* begin Data to use *
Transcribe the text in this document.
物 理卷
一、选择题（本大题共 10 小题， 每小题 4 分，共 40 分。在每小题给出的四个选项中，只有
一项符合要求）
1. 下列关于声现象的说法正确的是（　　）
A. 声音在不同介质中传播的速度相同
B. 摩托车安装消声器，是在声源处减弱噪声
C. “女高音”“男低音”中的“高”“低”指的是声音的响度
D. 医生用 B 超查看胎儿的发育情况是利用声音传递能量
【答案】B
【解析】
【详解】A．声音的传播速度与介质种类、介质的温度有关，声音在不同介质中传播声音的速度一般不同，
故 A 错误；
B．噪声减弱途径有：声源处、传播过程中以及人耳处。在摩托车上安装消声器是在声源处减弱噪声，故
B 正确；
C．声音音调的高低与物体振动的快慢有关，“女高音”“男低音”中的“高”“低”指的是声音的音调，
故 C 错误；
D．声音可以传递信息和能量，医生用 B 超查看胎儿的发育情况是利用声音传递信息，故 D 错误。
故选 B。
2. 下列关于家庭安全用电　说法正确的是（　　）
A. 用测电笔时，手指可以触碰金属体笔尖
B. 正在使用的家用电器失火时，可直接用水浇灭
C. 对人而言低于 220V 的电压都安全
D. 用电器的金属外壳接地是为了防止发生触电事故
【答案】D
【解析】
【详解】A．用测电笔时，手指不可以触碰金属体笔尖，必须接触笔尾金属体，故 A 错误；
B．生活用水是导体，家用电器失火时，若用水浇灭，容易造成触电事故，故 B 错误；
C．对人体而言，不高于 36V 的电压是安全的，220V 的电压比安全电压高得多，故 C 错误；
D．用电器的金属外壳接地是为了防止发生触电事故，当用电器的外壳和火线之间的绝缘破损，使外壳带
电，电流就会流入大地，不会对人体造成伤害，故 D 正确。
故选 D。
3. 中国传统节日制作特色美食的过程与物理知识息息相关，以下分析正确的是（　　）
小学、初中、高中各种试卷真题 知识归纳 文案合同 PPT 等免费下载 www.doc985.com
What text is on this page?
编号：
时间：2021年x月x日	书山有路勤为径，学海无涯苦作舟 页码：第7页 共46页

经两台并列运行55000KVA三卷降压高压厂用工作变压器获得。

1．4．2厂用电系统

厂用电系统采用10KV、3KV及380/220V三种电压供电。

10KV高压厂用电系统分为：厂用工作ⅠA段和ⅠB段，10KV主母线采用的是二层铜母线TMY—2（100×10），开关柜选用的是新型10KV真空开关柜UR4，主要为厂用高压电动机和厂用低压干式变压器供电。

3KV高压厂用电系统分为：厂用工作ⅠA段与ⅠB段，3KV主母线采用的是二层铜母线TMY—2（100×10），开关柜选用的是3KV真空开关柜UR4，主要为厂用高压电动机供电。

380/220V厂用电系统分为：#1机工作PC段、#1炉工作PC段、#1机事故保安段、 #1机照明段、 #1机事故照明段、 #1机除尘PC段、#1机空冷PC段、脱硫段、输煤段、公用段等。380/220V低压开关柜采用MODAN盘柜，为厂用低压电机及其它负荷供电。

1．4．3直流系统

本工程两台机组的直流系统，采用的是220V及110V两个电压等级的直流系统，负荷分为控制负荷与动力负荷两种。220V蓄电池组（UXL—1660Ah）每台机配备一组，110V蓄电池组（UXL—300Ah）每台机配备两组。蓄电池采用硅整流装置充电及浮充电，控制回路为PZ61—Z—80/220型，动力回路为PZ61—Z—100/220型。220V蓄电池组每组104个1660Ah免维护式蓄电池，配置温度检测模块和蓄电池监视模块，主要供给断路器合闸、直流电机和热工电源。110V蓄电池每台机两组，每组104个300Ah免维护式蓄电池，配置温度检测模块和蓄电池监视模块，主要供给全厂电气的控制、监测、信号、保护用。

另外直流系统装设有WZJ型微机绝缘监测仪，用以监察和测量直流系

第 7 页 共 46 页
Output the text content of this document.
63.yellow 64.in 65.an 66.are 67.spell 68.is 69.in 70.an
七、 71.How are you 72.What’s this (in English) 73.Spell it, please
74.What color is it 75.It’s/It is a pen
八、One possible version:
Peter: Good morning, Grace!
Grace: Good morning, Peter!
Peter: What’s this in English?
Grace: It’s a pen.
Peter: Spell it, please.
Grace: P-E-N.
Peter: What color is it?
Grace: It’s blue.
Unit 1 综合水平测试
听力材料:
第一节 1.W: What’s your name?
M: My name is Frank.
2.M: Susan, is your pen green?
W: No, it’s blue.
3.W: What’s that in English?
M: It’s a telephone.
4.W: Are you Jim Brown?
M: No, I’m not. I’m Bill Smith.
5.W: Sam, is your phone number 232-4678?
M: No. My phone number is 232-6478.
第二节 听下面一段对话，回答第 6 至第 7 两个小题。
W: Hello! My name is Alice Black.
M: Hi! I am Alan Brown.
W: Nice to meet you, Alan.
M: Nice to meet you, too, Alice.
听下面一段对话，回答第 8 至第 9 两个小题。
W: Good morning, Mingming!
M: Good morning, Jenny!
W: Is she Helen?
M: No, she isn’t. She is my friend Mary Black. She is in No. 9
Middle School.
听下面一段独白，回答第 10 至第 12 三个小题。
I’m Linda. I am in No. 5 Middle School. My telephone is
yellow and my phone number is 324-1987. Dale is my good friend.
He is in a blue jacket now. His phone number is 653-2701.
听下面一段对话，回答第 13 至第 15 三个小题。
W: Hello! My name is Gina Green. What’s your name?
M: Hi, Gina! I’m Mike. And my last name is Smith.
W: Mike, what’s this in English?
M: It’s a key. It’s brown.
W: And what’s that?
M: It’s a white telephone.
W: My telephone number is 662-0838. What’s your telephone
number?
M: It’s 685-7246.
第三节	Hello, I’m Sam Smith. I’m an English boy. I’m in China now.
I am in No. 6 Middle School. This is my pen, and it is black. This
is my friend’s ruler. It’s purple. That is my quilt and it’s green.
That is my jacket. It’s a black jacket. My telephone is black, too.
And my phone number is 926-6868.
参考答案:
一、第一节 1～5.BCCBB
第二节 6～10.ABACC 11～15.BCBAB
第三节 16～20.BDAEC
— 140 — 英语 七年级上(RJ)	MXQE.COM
* end Data to use *
Exercise directions: Looking at the material above, count the lines that hold "Mike" and give the total alone.

Expected answer: 2